## Stated problem
Check every line below for the string "label", and copy the lines that contain it.

## Raw data
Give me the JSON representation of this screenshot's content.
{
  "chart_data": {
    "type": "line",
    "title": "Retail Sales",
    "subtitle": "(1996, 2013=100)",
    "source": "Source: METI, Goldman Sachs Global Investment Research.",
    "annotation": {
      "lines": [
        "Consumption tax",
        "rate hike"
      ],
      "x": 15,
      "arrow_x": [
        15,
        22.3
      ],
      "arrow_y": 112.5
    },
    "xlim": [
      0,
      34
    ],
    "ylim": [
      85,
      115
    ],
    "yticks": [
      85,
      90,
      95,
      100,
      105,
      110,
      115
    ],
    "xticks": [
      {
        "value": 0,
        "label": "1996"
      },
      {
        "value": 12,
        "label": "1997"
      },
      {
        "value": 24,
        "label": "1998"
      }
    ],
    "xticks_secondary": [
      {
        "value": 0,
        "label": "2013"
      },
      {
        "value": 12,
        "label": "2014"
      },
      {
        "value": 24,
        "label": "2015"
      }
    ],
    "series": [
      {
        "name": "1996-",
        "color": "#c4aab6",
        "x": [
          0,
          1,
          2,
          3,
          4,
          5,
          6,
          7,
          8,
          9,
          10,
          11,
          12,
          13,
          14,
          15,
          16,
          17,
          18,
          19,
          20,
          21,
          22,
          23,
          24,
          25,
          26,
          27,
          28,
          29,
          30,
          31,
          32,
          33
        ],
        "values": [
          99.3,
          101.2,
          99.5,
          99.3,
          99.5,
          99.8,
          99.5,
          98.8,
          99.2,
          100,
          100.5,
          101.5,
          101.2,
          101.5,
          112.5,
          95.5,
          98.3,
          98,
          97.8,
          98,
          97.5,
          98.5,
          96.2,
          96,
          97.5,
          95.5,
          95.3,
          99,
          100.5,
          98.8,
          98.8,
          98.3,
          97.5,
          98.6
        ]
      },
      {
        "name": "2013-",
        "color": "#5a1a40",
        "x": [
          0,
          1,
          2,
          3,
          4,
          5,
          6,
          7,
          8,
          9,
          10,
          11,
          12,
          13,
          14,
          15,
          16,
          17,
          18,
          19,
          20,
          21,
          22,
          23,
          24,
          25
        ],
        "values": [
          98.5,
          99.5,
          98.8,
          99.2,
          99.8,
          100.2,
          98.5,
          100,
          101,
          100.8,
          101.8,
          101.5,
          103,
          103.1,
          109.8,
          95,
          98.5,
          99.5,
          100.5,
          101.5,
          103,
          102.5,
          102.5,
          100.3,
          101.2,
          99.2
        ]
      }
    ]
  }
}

## The output
        "label": "1996"
        "label": "1997"
        "label": "1998"
        "label": "2013"
        "label": "2014"
        "label": "2015"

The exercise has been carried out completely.